Lists of layout items with their boxes
┌──
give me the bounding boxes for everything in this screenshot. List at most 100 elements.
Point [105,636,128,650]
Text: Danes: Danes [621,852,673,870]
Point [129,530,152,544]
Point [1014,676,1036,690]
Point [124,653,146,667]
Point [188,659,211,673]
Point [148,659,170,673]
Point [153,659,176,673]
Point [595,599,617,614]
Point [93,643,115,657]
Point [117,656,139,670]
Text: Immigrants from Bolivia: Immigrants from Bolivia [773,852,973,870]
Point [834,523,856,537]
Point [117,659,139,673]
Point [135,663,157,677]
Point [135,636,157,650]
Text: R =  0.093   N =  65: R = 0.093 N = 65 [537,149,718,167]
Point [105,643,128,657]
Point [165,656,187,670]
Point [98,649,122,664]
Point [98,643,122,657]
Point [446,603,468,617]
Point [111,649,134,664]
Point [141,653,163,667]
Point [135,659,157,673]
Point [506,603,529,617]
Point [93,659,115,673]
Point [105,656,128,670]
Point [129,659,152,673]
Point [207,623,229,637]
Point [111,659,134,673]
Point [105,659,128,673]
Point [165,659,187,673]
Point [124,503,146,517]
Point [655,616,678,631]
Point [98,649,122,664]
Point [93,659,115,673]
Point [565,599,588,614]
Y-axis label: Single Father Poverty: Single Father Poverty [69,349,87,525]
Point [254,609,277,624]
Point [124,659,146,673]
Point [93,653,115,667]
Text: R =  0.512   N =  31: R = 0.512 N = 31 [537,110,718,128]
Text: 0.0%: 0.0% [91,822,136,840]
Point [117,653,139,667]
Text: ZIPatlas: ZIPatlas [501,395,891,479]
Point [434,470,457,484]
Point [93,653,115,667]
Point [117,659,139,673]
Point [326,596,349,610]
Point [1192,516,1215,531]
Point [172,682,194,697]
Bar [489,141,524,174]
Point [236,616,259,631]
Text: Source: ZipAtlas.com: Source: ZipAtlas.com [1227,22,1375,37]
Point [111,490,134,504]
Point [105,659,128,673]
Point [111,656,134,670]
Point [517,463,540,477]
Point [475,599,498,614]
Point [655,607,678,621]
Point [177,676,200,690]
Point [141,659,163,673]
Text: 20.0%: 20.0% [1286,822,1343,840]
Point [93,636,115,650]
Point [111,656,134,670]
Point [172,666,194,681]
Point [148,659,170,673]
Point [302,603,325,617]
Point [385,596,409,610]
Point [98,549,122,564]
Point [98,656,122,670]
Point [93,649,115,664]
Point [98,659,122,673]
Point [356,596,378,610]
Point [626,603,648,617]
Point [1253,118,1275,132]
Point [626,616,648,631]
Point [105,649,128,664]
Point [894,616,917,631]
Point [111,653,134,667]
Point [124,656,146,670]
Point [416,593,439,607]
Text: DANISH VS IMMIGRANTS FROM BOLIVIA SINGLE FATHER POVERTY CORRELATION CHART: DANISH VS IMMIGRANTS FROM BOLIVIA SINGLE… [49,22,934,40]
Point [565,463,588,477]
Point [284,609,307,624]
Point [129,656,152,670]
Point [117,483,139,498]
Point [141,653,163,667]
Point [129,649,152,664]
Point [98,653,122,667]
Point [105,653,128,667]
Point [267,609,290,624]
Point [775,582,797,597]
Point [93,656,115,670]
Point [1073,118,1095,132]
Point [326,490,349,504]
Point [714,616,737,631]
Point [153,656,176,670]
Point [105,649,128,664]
└──
Problem to work on: Copy every one of the entries above line for line, without changing a single character.

Solution to this task:
give me the bounding boxes for everything in this screenshot. List at most 100 elements.
Point [105,636,128,650]
Text: Danes: Danes [621,852,673,870]
Point [129,530,152,544]
Point [1014,676,1036,690]
Point [124,653,146,667]
Point [188,659,211,673]
Point [148,659,170,673]
Point [153,659,176,673]
Point [595,599,617,614]
Point [93,643,115,657]
Point [117,656,139,670]
Text: Immigrants from Bolivia: Immigrants from Bolivia [773,852,973,870]
Point [834,523,856,537]
Point [117,659,139,673]
Point [135,663,157,677]
Point [135,636,157,650]
Text: R =  0.093   N =  65: R = 0.093 N = 65 [537,149,718,167]
Point [105,643,128,657]
Point [165,656,187,670]
Point [98,649,122,664]
Point [98,643,122,657]
Point [446,603,468,617]
Point [111,649,134,664]
Point [141,653,163,667]
Point [135,659,157,673]
Point [506,603,529,617]
Point [93,659,115,673]
Point [105,656,128,670]
Point [129,659,152,673]
Point [207,623,229,637]
Point [111,659,134,673]
Point [105,659,128,673]
Point [165,659,187,673]
Point [124,503,146,517]
Point [655,616,678,631]
Point [98,649,122,664]
Point [93,659,115,673]
Point [565,599,588,614]
Y-axis label: Single Father Poverty: Single Father Poverty [69,349,87,525]
Point [254,609,277,624]
Point [124,659,146,673]
Point [93,653,115,667]
Text: R =  0.512   N =  31: R = 0.512 N = 31 [537,110,718,128]
Text: 0.0%: 0.0% [91,822,136,840]
Point [117,653,139,667]
Text: ZIPatlas: ZIPatlas [501,395,891,479]
Point [434,470,457,484]
Point [93,653,115,667]
Point [117,659,139,673]
Point [326,596,349,610]
Point [1192,516,1215,531]
Point [172,682,194,697]
Bar [489,141,524,174]
Point [236,616,259,631]
Text: Source: ZipAtlas.com: Source: ZipAtlas.com [1227,22,1375,37]
Point [111,490,134,504]
Point [105,659,128,673]
Point [111,656,134,670]
Point [517,463,540,477]
Point [475,599,498,614]
Point [655,607,678,621]
Point [177,676,200,690]
Point [141,659,163,673]
Text: 20.0%: 20.0% [1286,822,1343,840]
Point [93,636,115,650]
Point [111,656,134,670]
Point [172,666,194,681]
Point [148,659,170,673]
Point [302,603,325,617]
Point [385,596,409,610]
Point [98,549,122,564]
Point [98,656,122,670]
Point [93,649,115,664]
Point [98,659,122,673]
Point [356,596,378,610]
Point [626,603,648,617]
Point [1253,118,1275,132]
Point [626,616,648,631]
Point [105,649,128,664]
Point [894,616,917,631]
Point [111,653,134,667]
Point [124,656,146,670]
Point [416,593,439,607]
Text: DANISH VS IMMIGRANTS FROM BOLIVIA SINGLE FATHER POVERTY CORRELATION CHART: DANISH VS IMMIGRANTS FROM BOLIVIA SINGLE… [49,22,934,40]
Point [565,463,588,477]
Point [284,609,307,624]
Point [129,656,152,670]
Point [117,483,139,498]
Point [141,653,163,667]
Point [129,649,152,664]
Point [98,653,122,667]
Point [105,653,128,667]
Point [267,609,290,624]
Point [775,582,797,597]
Point [93,656,115,670]
Point [1073,118,1095,132]
Point [326,490,349,504]
Point [714,616,737,631]
Point [153,656,176,670]
Point [105,649,128,664]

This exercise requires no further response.